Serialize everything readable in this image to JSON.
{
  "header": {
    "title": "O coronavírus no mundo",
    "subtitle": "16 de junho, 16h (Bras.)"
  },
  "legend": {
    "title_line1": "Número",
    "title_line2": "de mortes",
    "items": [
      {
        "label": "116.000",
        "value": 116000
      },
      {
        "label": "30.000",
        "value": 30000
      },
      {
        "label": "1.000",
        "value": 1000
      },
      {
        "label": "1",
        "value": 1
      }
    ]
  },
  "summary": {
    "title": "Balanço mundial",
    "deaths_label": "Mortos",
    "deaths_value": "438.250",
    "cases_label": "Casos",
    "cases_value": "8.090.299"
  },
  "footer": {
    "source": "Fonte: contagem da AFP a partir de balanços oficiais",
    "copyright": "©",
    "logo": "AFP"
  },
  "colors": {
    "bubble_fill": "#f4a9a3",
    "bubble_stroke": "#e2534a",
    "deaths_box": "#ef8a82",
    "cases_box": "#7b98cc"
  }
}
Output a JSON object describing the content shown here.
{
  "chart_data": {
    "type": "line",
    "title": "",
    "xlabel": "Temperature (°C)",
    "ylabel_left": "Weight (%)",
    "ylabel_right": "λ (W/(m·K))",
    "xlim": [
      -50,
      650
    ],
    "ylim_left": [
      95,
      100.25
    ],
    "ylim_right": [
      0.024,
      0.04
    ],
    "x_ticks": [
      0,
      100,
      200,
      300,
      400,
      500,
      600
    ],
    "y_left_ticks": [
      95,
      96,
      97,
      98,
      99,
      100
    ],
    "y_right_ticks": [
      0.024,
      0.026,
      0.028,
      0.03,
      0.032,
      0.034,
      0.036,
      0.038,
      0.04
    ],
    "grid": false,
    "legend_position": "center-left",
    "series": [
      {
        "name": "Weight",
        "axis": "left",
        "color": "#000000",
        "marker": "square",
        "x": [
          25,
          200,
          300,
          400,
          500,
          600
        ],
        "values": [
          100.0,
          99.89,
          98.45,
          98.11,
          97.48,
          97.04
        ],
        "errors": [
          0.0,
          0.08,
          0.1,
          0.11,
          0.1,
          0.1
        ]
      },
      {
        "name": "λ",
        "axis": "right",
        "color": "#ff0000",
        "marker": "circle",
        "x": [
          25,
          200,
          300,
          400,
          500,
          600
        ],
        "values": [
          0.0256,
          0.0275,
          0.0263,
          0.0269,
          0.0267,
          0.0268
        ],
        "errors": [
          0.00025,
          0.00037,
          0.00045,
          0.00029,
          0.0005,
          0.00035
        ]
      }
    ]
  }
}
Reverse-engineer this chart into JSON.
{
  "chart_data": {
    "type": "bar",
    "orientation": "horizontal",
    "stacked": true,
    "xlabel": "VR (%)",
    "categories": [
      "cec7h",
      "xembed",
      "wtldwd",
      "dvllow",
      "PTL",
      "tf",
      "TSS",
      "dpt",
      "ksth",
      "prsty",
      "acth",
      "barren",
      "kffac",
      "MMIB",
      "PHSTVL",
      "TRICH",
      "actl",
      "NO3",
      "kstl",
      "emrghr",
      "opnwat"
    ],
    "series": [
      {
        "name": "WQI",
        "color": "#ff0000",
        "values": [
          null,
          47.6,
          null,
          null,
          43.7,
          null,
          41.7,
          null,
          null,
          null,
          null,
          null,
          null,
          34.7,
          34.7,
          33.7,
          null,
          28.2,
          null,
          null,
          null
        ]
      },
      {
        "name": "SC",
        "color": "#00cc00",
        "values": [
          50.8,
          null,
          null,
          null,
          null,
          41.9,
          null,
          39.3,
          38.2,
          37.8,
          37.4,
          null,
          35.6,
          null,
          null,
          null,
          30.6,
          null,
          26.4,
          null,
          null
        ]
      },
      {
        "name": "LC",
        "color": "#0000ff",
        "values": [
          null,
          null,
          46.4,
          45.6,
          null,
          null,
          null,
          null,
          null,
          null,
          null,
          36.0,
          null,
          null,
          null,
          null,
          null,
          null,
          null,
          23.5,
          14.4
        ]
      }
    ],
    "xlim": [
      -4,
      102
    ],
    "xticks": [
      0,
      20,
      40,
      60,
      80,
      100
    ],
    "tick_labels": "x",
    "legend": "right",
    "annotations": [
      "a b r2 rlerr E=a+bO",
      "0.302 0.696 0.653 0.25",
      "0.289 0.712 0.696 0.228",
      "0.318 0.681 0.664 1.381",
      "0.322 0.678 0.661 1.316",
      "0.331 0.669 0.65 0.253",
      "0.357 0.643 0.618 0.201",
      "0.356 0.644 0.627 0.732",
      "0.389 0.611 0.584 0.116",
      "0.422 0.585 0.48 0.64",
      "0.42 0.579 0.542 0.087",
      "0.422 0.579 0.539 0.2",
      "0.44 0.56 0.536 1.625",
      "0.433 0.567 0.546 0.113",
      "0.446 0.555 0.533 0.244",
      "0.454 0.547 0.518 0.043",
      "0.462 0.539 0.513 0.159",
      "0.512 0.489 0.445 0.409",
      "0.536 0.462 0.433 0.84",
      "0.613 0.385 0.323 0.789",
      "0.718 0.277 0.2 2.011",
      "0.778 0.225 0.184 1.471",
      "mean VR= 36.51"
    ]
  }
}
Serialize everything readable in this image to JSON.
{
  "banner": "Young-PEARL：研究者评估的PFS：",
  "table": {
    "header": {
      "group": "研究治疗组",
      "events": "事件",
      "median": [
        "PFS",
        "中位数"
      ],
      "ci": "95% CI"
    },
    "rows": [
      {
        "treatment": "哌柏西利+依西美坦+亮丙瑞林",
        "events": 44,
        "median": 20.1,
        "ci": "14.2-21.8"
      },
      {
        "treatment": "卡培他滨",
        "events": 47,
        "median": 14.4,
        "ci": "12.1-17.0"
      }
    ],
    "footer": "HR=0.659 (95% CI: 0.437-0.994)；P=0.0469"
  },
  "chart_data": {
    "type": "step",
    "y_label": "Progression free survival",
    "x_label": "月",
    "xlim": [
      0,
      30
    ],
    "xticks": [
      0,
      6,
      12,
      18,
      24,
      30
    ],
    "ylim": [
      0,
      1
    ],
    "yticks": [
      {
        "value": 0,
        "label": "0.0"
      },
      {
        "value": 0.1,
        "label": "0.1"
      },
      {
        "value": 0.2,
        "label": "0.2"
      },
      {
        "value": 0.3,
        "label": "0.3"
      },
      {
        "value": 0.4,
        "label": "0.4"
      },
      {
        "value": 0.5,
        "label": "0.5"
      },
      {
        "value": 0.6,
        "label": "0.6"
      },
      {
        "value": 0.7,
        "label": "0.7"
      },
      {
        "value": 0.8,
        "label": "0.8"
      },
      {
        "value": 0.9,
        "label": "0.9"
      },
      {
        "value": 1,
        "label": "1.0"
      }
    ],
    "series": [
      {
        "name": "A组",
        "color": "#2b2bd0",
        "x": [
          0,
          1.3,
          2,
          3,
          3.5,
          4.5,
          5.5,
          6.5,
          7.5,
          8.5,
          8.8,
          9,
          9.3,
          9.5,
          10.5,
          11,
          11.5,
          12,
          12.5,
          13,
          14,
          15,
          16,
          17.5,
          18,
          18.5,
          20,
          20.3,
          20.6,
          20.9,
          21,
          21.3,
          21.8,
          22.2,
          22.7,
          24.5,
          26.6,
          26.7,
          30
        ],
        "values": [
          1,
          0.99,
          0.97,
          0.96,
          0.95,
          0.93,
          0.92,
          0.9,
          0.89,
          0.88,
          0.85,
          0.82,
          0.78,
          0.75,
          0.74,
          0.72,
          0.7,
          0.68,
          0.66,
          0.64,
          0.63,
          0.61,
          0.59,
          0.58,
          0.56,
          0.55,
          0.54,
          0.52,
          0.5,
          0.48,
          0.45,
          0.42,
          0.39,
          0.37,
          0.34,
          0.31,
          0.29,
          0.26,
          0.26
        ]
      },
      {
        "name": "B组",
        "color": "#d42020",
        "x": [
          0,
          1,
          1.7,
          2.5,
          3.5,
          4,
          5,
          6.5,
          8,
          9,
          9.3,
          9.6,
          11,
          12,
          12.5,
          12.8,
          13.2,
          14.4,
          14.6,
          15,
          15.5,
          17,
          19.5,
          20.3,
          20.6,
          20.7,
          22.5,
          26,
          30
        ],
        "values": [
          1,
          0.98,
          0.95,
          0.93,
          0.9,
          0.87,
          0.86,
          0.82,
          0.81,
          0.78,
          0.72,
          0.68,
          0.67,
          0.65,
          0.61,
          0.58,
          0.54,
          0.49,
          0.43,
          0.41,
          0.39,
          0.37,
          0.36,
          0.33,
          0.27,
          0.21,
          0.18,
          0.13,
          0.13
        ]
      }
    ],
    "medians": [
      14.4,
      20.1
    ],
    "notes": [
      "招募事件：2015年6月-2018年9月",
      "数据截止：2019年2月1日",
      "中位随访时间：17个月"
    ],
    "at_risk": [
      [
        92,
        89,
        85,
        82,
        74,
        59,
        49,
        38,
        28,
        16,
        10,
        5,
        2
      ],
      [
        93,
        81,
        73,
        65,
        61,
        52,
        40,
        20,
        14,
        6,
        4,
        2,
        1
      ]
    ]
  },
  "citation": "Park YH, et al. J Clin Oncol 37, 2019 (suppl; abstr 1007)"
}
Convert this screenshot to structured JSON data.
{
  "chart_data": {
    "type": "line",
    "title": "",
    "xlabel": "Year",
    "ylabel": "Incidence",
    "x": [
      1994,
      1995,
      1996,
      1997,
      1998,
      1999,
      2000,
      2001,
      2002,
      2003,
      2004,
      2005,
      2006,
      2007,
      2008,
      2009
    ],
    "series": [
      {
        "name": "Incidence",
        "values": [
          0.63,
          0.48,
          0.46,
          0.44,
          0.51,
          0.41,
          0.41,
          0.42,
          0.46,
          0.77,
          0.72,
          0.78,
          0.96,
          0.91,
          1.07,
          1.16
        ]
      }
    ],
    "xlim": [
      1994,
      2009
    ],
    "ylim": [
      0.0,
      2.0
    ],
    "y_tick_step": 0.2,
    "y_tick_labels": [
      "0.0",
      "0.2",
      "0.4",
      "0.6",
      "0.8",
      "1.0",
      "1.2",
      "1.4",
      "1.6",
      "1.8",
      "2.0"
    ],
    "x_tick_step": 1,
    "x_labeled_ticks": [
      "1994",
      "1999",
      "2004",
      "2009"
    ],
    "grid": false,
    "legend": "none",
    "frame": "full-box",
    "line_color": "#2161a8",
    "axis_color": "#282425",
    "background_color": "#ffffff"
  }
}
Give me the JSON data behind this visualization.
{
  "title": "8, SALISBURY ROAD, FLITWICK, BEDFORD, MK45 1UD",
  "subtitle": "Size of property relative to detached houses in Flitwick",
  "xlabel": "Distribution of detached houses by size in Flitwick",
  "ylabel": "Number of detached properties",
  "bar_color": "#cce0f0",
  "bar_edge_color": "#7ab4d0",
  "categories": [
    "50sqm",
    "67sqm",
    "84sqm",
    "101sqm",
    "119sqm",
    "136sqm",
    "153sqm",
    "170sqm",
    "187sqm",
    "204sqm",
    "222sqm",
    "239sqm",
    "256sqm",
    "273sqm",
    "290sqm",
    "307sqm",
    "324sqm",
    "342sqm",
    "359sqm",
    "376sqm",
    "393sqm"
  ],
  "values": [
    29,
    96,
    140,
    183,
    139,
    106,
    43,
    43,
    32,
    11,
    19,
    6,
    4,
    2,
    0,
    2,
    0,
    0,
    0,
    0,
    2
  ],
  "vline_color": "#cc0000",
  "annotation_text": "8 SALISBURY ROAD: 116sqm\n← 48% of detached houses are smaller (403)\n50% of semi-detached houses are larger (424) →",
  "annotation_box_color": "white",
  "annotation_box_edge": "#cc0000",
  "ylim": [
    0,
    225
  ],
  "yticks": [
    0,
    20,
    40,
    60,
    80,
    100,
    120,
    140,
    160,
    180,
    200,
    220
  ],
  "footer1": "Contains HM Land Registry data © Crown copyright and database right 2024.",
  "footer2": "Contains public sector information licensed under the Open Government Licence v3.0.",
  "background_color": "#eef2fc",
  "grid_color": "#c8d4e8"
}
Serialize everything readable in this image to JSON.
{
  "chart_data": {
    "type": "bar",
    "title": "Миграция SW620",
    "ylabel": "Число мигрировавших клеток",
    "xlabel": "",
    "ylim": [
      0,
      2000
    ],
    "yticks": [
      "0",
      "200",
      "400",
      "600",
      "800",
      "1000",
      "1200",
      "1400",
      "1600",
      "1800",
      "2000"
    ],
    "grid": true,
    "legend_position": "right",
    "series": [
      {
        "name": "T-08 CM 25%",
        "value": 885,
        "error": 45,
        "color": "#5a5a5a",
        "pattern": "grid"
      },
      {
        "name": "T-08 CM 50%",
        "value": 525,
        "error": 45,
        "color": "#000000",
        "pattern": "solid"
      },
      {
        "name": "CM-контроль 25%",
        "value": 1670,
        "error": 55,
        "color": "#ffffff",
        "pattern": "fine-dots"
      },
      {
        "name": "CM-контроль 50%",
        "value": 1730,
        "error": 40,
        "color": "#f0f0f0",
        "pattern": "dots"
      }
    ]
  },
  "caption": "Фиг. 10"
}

— Work required —
For the entries shown above, give the number of lines that include the word "ROAD", without any other text.

— Answer to the task —
2